● **Short task**
Can you copy the rows verbatim, starting at the row containing "319, 1280, 345]" and ending at the row containing "socket-alpha-input[interactable]: [1332, 271, 1342, 281]"? Give only those rows.

● **Extracted entries**
- - - -

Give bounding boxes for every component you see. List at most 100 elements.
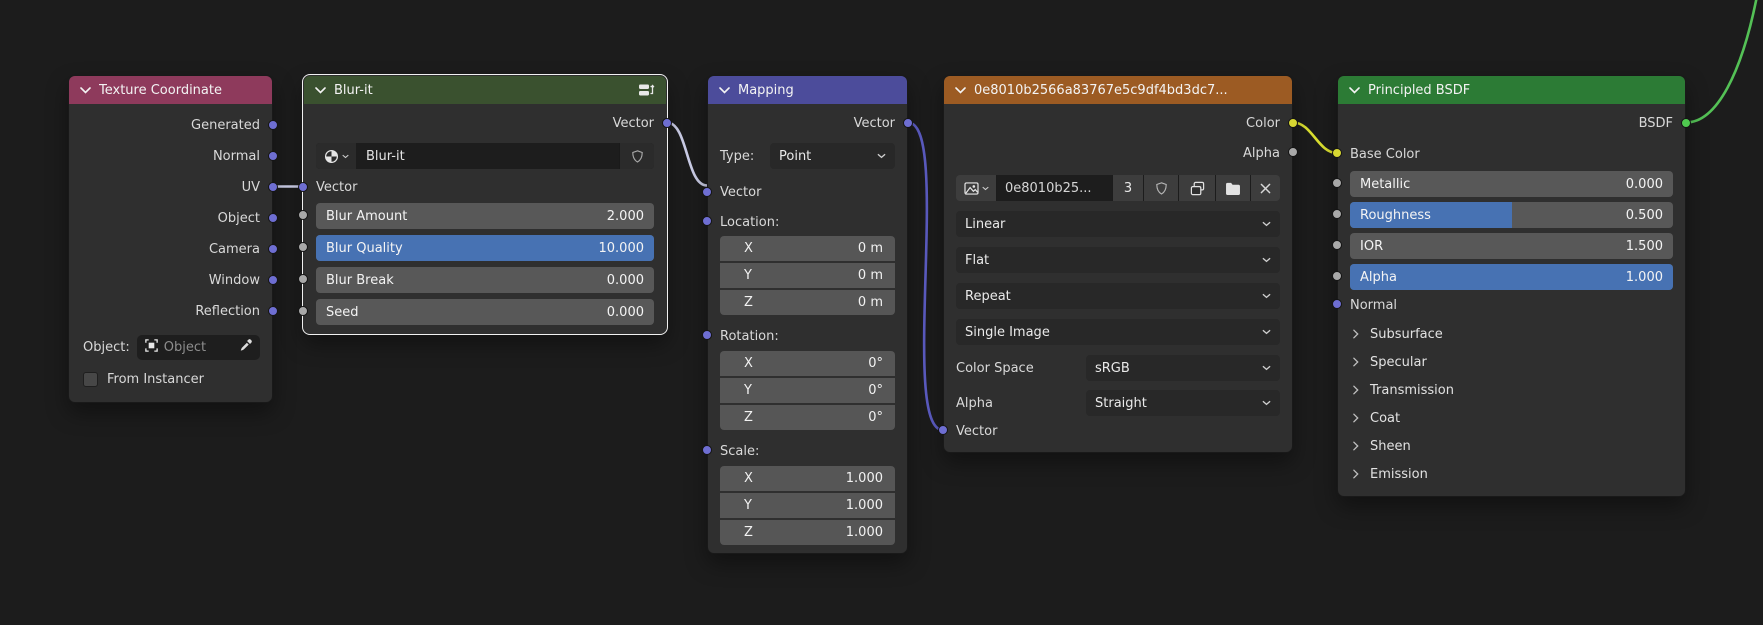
source-dropdown[interactable]: Single Image: [956, 319, 1280, 345]
socket-rotation-input[interactable]: [702, 330, 712, 340]
from-instancer-checkbox[interactable]: [83, 372, 98, 387]
socket-alpha-input[interactable]: [1332, 271, 1342, 281]
unlink-image-button[interactable]: [1251, 175, 1280, 201]
socket-camera-output[interactable]: [268, 244, 278, 254]
rotation-label-row: Rotation:: [708, 321, 907, 351]
color-space-dropdown[interactable]: sRGB: [1086, 355, 1280, 381]
new-image-copy-button[interactable]: [1179, 175, 1216, 201]
socket-location-input[interactable]: [702, 216, 712, 226]
socket-normal-input[interactable]: [1332, 299, 1342, 309]
panel-specular[interactable]: Specular: [1338, 348, 1685, 376]
panel-subsurface[interactable]: Subsurface: [1338, 320, 1685, 348]
panel-coat[interactable]: Coat: [1338, 404, 1685, 432]
socket-mapping-vector-output[interactable]: [903, 118, 913, 128]
interpolation-dropdown[interactable]: Linear: [956, 211, 1280, 237]
ior-slider[interactable]: IOR 1.500: [1350, 233, 1673, 259]
metallic-slider[interactable]: Metallic 0.000: [1350, 171, 1673, 197]
socket-alpha-output[interactable]: [1288, 147, 1298, 157]
socket-window-output[interactable]: [268, 275, 278, 285]
panel-emission[interactable]: Emission: [1338, 460, 1685, 488]
socket-generated-output[interactable]: [268, 120, 278, 130]
color-space-label: Color Space: [956, 361, 1086, 376]
open-image-button[interactable]: [1216, 175, 1251, 201]
image-name-field[interactable]: 0e8010b25...: [997, 175, 1113, 201]
alpha-slider[interactable]: Alpha 1.000: [1350, 264, 1673, 290]
image-browse-button[interactable]: [956, 175, 997, 201]
color-space-row: Color Space sRGB: [956, 355, 1280, 381]
panel-sheen[interactable]: Sheen: [1338, 432, 1685, 460]
node-group-sphere-icon: [324, 149, 339, 164]
alpha-mode-dropdown[interactable]: Straight: [1086, 390, 1280, 416]
extension-dropdown[interactable]: Repeat: [956, 283, 1280, 309]
collapse-chevron-icon[interactable]: [955, 87, 966, 94]
socket-object-output[interactable]: [268, 213, 278, 223]
socket-bsdf-output[interactable]: [1681, 118, 1691, 128]
alpha-mode-row: Alpha Straight: [956, 390, 1280, 416]
socket-uv-output[interactable]: [268, 182, 278, 192]
node-principled-bsdf[interactable]: Principled BSDF BSDF Base Color Metallic…: [1337, 75, 1686, 497]
group-browse-button[interactable]: [316, 143, 356, 169]
collapse-chevron-icon[interactable]: [80, 87, 91, 94]
output-row-vector: Vector: [708, 108, 907, 139]
socket-blur-amount-input[interactable]: [298, 210, 308, 220]
seed-slider[interactable]: Seed 0.000: [316, 299, 654, 325]
collapse-chevron-icon[interactable]: [1349, 87, 1360, 94]
group-name-field[interactable]: Blur-it: [356, 143, 619, 169]
collapse-chevron-icon[interactable]: [315, 87, 326, 94]
blur-break-slider[interactable]: Blur Break 0.000: [316, 267, 654, 293]
node-mapping[interactable]: Mapping Vector Type: Point Vector Locati…: [707, 75, 908, 554]
socket-roughness-input[interactable]: [1332, 209, 1342, 219]
node-editor-canvas[interactable]: Texture Coordinate Generated Normal UV O…: [0, 0, 1763, 625]
eyedropper-icon[interactable]: [239, 338, 253, 356]
input-row-vector: Vector: [304, 172, 666, 203]
scale-y-field[interactable]: Y 1.000: [720, 493, 895, 518]
collapse-chevron-icon[interactable]: [719, 87, 730, 94]
projection-row: Flat: [956, 247, 1280, 273]
socket-mapping-vector-input[interactable]: [702, 187, 712, 197]
socket-base-color-input[interactable]: [1332, 148, 1342, 158]
chevron-down-icon: [1262, 257, 1271, 263]
socket-reflection-output[interactable]: [268, 306, 278, 316]
chevron-down-icon: [877, 153, 886, 159]
socket-blur-vector-output[interactable]: [662, 118, 672, 128]
socket-blur-break-input[interactable]: [298, 274, 308, 284]
scale-z-field[interactable]: Z 1.000: [720, 520, 895, 545]
socket-normal-output[interactable]: [268, 151, 278, 161]
object-picker-placeholder: Object: [164, 340, 234, 355]
folder-icon: [1225, 182, 1241, 195]
location-x-field[interactable]: X 0 m: [720, 236, 895, 261]
fake-user-shield-button[interactable]: [619, 143, 654, 169]
dropdown-value: Single Image: [965, 325, 1050, 340]
node-image-texture[interactable]: 0e8010b2566a83767e5c9df4bd3dc7... Color …: [943, 75, 1293, 453]
output-label: Reflection: [195, 304, 260, 319]
dropdown-value: Point: [779, 149, 811, 164]
socket-scale-input[interactable]: [702, 445, 712, 455]
location-y-field[interactable]: Y 0 m: [720, 263, 895, 288]
users-count-button[interactable]: 3: [1113, 175, 1144, 201]
node-blur-it-group[interactable]: Blur-it Vector Blur-it Vector: [303, 75, 667, 334]
roughness-slider[interactable]: Roughness 0.500: [1350, 202, 1673, 228]
rotation-x-field[interactable]: X 0°: [720, 351, 895, 376]
socket-image-vector-input[interactable]: [938, 425, 948, 435]
object-picker-field[interactable]: Object: [137, 335, 260, 360]
axis-value: 0°: [868, 383, 883, 398]
node-texture-coordinate[interactable]: Texture Coordinate Generated Normal UV O…: [68, 75, 273, 403]
rotation-z-field[interactable]: Z 0°: [720, 405, 895, 430]
socket-metallic-input[interactable]: [1332, 178, 1342, 188]
socket-blur-vector-input[interactable]: [298, 182, 308, 192]
rotation-y-field[interactable]: Y 0°: [720, 378, 895, 403]
output-row-alpha: Alpha: [944, 139, 1292, 167]
blur-amount-slider[interactable]: Blur Amount 2.000: [316, 203, 654, 229]
blur-quality-slider[interactable]: Blur Quality 10.000: [316, 235, 654, 261]
projection-dropdown[interactable]: Flat: [956, 247, 1280, 273]
location-z-field[interactable]: Z 0 m: [720, 290, 895, 315]
chevron-right-icon: [1353, 357, 1359, 367]
socket-color-output[interactable]: [1288, 118, 1298, 128]
socket-ior-input[interactable]: [1332, 240, 1342, 250]
fake-user-shield-button[interactable]: [1144, 175, 1179, 201]
socket-seed-input[interactable]: [298, 306, 308, 316]
mapping-type-dropdown[interactable]: Point: [770, 143, 895, 169]
socket-blur-quality-input[interactable]: [298, 242, 308, 252]
panel-transmission[interactable]: Transmission: [1338, 376, 1685, 404]
scale-x-field[interactable]: X 1.000: [720, 466, 895, 491]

- - - -

● **Response**
source-dropdown[interactable]: Single Image: [956, 319, 1280, 345]
socket-rotation-input[interactable]: [702, 330, 712, 340]
from-instancer-checkbox[interactable]: [83, 372, 98, 387]
socket-alpha-input[interactable]: [1332, 271, 1342, 281]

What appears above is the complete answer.